### To do
Type out the data exactly as given. Skip any image.

### Material for this task
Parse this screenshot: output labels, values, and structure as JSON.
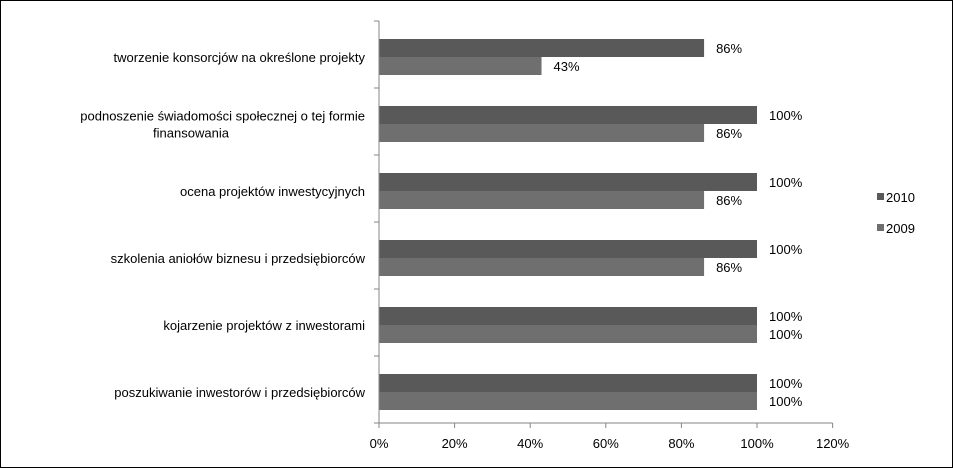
{
  "chart_data": {
    "type": "bar",
    "orientation": "horizontal",
    "categories": [
      [
        "tworzenie konsorcjów na określone projekty"
      ],
      [
        "podnoszenie świadomości społecznej o tej formie",
        "finansowania"
      ],
      [
        "ocena projektów inwestycyjnych"
      ],
      [
        "szkolenia aniołów biznesu i przedsiębiorców"
      ],
      [
        "kojarzenie projektów z inwestorami"
      ],
      [
        "poszukiwanie inwestorów i przedsiębiorców"
      ]
    ],
    "series": [
      {
        "name": "2010",
        "values": [
          86,
          100,
          100,
          100,
          100,
          100
        ],
        "data_labels": [
          "86%",
          "100%",
          "100%",
          "100%",
          "100%",
          "100%"
        ],
        "color": "#595959"
      },
      {
        "name": "2009",
        "values": [
          43,
          86,
          86,
          86,
          100,
          100
        ],
        "data_labels": [
          "43%",
          "86%",
          "86%",
          "86%",
          "100%",
          "100%"
        ],
        "color": "#6f6f6f"
      }
    ],
    "xlim": [
      0,
      120
    ],
    "x_ticks": [
      0,
      20,
      40,
      60,
      80,
      100,
      120
    ],
    "x_tick_labels": [
      "0%",
      "20%",
      "40%",
      "60%",
      "80%",
      "100%",
      "120%"
    ],
    "grid": false,
    "legend_placement": "right"
  }
}
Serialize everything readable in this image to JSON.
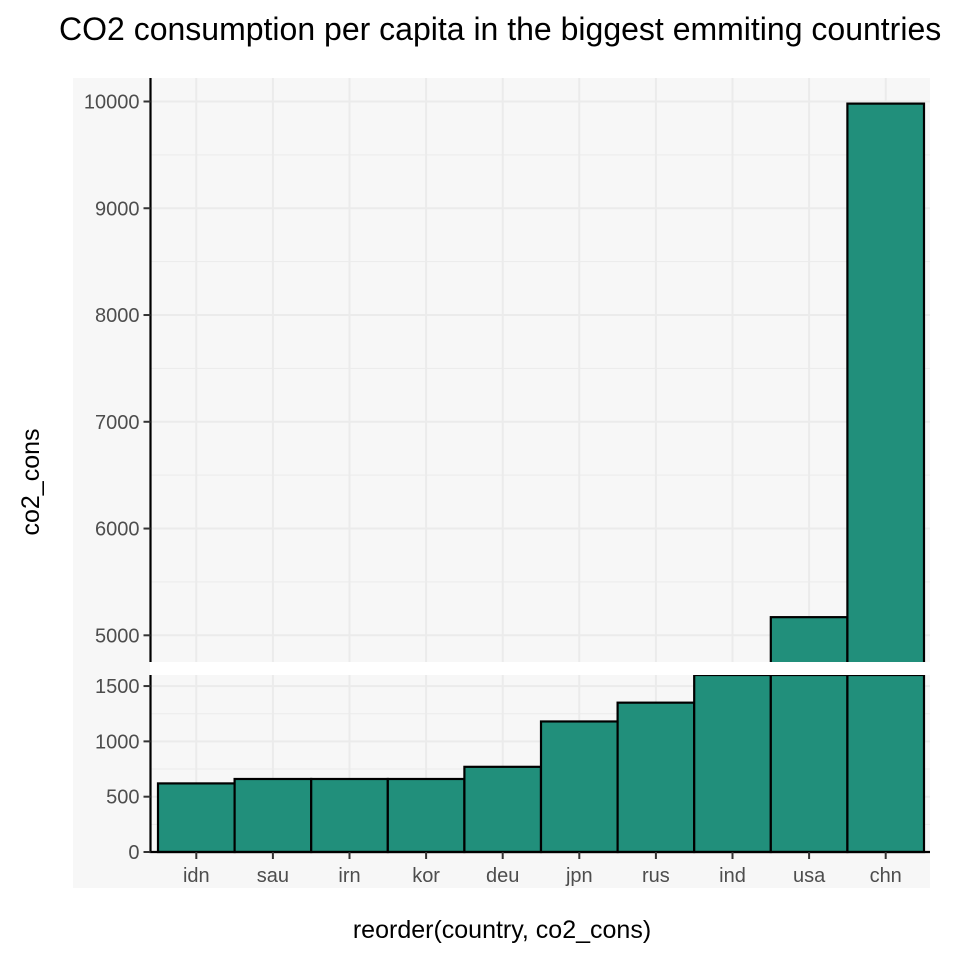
{
  "chart_data": {
    "type": "bar",
    "title": "CO2 consumption per capita in the biggest emmiting countries",
    "xlabel": "reorder(country, co2_cons)",
    "ylabel": "co2_cons",
    "categories": [
      "idn",
      "sau",
      "irn",
      "kor",
      "deu",
      "jpn",
      "rus",
      "ind",
      "usa",
      "chn"
    ],
    "values": [
      620,
      660,
      660,
      660,
      770,
      1180,
      1350,
      1650,
      5170,
      9980
    ],
    "axis_break": true,
    "lower_panel": {
      "ylim": [
        0,
        1600
      ],
      "yticks": [
        0,
        500,
        1000,
        1500
      ]
    },
    "upper_panel": {
      "ylim": [
        4750,
        10220
      ],
      "yticks": [
        5000,
        6000,
        7000,
        8000,
        9000,
        10000
      ]
    },
    "grid": true,
    "legend": "none",
    "colors": {
      "bar_fill": "#218f7b",
      "bar_stroke": "#000000",
      "panel_background": "#f7f7f7",
      "grid": "#ebebeb"
    }
  }
}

### Answer to the exercise
Parse this screenshot: output labels, values, and structure as JSON.
{
  "chart_data": {
    "type": "bar",
    "orientation": "horizontal",
    "categories": [
      [
        "tworzenie konsorcjów na określone projekty"
      ],
      [
        "podnoszenie świadomości społecznej o tej formie",
        "finansowania"
      ],
      [
        "ocena projektów inwestycyjnych"
      ],
      [
        "szkolenia aniołów biznesu i przedsiębiorców"
      ],
      [
        "kojarzenie projektów z inwestorami"
      ],
      [
        "poszukiwanie inwestorów i przedsiębiorców"
      ]
    ],
    "series": [
      {
        "name": "2010",
        "values": [
          86,
          100,
          100,
          100,
          100,
          100
        ],
        "data_labels": [
          "86%",
          "100%",
          "100%",
          "100%",
          "100%",
          "100%"
        ],
        "color": "#595959"
      },
      {
        "name": "2009",
        "values": [
          43,
          86,
          86,
          86,
          100,
          100
        ],
        "data_labels": [
          "43%",
          "86%",
          "86%",
          "86%",
          "100%",
          "100%"
        ],
        "color": "#6f6f6f"
      }
    ],
    "xlim": [
      0,
      120
    ],
    "x_ticks": [
      0,
      20,
      40,
      60,
      80,
      100,
      120
    ],
    "x_tick_labels": [
      "0%",
      "20%",
      "40%",
      "60%",
      "80%",
      "100%",
      "120%"
    ],
    "grid": false,
    "legend_placement": "right"
  }
}
Serialize everything readable in this image to JSON.
{
  "chart_data": {
    "type": "bar",
    "title": "CO2 consumption per capita in the biggest emmiting countries",
    "xlabel": "reorder(country, co2_cons)",
    "ylabel": "co2_cons",
    "categories": [
      "idn",
      "sau",
      "irn",
      "kor",
      "deu",
      "jpn",
      "rus",
      "ind",
      "usa",
      "chn"
    ],
    "values": [
      620,
      660,
      660,
      660,
      770,
      1180,
      1350,
      1650,
      5170,
      9980
    ],
    "axis_break": true,
    "lower_panel": {
      "ylim": [
        0,
        1600
      ],
      "yticks": [
        0,
        500,
        1000,
        1500
      ]
    },
    "upper_panel": {
      "ylim": [
        4750,
        10220
      ],
      "yticks": [
        5000,
        6000,
        7000,
        8000,
        9000,
        10000
      ]
    },
    "grid": true,
    "legend": "none",
    "colors": {
      "bar_fill": "#218f7b",
      "bar_stroke": "#000000",
      "panel_background": "#f7f7f7",
      "grid": "#ebebeb"
    }
  }
}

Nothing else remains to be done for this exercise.